(Records shown)
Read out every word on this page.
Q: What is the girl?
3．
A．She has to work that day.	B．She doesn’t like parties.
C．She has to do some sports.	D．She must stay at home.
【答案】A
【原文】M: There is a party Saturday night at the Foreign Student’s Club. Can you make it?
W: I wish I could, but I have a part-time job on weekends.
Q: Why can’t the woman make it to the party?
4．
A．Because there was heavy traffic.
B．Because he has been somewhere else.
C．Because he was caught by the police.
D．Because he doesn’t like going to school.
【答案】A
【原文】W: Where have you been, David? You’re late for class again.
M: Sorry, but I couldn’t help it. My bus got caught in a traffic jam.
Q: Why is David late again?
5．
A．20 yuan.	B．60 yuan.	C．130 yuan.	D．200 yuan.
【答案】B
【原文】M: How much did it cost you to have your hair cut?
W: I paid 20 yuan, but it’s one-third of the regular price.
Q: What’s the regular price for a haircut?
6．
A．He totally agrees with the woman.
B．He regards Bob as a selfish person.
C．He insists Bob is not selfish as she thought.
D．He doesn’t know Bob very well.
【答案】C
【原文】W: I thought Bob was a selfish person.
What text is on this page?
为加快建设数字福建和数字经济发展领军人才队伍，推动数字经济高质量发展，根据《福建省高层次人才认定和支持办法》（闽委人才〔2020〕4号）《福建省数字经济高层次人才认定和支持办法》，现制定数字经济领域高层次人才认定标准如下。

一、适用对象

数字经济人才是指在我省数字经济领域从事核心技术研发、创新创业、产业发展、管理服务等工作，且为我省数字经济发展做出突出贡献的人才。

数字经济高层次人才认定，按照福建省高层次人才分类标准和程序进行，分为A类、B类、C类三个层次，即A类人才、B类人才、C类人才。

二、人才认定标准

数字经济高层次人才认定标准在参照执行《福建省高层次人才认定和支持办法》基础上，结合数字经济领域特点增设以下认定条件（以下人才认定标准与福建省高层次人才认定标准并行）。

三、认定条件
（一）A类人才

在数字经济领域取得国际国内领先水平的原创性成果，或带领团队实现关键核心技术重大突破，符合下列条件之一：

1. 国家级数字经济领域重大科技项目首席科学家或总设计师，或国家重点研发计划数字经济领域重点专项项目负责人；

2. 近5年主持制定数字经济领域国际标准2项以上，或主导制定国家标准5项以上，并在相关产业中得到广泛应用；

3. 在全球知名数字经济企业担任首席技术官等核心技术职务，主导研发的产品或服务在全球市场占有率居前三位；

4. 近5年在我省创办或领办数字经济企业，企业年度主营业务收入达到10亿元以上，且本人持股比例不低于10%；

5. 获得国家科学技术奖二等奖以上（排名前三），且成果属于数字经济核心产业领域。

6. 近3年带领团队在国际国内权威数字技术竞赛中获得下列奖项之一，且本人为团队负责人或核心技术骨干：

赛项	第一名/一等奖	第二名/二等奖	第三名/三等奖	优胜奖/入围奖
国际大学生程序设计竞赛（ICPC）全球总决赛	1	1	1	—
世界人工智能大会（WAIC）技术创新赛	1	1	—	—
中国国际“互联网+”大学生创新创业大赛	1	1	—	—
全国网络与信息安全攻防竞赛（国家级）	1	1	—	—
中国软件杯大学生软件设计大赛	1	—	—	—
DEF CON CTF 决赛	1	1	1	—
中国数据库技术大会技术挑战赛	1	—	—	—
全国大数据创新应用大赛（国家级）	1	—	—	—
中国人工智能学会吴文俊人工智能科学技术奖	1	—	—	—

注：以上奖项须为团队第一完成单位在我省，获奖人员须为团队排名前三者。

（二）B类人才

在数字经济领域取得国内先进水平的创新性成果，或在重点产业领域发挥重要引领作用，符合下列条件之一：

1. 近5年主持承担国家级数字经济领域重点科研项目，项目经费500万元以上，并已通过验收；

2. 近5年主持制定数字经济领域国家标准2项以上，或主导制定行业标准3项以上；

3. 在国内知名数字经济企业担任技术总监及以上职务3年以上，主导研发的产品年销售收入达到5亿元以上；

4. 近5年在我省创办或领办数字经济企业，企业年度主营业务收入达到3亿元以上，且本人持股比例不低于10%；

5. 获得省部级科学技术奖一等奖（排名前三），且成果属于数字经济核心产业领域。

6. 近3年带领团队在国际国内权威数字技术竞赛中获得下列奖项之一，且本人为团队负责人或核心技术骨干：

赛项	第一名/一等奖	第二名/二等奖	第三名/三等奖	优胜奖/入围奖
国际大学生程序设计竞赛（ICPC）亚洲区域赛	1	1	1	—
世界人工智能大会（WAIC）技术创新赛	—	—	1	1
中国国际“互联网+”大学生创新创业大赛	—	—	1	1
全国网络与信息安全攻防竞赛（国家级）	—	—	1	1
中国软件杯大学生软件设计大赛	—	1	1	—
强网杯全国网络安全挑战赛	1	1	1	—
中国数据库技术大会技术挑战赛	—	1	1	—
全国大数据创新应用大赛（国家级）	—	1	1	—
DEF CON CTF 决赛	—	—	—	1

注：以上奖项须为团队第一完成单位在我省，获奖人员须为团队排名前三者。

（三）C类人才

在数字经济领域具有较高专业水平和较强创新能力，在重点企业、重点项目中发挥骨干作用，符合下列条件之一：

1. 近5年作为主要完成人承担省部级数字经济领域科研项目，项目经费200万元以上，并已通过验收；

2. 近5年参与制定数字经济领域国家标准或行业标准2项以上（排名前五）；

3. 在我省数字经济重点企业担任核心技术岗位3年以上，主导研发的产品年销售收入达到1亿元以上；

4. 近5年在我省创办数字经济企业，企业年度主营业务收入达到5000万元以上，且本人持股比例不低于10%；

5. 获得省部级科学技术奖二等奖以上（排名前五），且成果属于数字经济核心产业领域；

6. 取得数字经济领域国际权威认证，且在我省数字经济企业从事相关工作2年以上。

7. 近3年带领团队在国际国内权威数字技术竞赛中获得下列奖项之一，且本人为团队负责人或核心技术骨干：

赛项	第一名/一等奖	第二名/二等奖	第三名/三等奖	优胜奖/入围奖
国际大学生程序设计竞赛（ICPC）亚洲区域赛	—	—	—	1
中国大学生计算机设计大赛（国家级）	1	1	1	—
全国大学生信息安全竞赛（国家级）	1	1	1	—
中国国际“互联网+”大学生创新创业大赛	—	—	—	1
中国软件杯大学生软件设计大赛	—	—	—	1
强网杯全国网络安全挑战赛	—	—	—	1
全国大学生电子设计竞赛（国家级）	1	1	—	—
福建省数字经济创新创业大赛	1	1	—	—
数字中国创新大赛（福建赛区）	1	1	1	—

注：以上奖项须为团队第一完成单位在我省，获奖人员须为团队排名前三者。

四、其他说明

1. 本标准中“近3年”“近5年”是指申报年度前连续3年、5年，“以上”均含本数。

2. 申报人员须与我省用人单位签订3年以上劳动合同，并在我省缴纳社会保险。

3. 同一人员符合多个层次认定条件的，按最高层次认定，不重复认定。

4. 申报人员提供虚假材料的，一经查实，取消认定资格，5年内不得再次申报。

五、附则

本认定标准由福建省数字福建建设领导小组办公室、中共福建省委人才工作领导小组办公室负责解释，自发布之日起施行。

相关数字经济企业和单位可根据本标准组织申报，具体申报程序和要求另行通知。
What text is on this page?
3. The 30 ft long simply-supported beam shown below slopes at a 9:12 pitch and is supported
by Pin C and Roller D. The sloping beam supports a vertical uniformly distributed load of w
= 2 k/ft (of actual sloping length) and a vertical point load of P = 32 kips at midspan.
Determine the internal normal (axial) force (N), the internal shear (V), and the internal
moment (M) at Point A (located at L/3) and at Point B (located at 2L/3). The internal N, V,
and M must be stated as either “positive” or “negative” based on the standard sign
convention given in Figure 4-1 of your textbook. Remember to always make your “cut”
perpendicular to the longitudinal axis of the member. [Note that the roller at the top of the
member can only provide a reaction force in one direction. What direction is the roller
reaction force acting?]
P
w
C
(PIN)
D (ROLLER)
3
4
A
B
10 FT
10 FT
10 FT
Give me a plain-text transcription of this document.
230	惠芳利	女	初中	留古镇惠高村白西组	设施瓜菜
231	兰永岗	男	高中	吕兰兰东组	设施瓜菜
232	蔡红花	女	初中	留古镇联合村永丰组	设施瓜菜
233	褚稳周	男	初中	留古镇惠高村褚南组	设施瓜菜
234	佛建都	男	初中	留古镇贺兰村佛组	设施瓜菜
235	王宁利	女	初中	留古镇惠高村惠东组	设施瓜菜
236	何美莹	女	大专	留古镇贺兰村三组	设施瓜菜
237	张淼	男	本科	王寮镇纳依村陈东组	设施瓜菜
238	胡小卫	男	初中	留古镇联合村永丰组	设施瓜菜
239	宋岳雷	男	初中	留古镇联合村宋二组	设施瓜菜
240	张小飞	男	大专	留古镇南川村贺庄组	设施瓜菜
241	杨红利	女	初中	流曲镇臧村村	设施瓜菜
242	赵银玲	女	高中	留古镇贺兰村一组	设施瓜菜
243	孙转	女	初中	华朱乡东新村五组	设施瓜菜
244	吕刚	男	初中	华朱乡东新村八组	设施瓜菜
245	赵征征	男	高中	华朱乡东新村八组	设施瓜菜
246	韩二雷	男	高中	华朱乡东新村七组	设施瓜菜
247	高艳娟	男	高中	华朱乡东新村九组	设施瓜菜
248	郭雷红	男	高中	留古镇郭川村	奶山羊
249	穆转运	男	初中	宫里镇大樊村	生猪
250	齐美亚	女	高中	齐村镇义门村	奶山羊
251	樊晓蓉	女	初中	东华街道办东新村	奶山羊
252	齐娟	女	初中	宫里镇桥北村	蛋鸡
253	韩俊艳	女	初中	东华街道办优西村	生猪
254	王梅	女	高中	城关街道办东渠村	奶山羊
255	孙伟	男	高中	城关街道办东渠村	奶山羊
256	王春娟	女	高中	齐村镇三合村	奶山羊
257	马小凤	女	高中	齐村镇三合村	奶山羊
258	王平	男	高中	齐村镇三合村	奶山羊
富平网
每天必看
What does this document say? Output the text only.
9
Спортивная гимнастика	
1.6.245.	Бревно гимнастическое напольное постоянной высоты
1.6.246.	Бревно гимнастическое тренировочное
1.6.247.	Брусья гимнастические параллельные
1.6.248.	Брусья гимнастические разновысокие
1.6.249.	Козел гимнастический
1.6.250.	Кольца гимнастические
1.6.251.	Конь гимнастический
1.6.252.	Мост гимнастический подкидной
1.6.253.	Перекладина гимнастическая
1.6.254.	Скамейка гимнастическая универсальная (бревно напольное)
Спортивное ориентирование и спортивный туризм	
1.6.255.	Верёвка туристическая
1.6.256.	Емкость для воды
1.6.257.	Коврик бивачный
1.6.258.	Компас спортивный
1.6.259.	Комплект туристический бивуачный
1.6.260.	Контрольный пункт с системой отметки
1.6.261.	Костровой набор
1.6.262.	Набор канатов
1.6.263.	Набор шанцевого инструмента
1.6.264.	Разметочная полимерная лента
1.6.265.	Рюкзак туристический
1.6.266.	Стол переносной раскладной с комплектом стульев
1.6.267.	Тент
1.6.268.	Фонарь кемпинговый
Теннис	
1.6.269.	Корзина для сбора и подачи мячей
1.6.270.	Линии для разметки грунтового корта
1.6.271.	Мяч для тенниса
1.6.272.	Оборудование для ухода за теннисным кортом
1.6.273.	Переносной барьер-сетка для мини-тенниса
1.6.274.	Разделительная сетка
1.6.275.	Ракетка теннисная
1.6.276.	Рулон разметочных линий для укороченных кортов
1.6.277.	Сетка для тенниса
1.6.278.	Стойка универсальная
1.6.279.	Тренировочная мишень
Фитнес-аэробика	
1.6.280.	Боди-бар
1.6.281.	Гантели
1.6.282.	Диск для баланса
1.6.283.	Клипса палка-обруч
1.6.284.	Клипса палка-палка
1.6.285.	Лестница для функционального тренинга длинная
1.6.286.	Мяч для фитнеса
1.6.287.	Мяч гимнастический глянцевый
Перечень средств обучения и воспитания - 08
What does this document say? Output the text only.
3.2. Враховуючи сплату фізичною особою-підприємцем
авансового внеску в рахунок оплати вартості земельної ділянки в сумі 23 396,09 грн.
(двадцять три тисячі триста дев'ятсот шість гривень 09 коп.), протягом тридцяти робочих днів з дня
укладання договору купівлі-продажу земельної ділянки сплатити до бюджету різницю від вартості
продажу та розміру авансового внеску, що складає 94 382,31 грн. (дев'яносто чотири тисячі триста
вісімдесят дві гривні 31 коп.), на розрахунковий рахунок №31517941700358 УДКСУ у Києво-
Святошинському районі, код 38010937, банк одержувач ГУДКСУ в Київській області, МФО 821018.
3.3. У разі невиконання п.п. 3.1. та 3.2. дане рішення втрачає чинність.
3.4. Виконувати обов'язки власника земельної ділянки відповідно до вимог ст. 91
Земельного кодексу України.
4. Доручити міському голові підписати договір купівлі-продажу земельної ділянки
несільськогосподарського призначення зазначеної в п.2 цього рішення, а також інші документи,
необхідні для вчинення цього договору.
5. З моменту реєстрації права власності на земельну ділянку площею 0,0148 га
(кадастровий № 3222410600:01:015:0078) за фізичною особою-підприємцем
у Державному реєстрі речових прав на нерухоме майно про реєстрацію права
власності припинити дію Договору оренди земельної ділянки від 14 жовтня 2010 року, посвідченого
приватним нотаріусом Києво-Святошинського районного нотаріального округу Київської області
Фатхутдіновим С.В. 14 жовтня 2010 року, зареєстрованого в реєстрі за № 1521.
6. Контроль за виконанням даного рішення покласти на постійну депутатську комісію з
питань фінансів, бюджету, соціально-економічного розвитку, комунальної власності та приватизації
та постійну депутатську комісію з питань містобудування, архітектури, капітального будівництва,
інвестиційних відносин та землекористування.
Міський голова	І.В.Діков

(What you are asked to do) Show every line where the string "caught" appears.

(Answer below)
C．Because he was caught by the police.
M: Sorry, but I couldn’t help it. My bus got caught in a traffic jam.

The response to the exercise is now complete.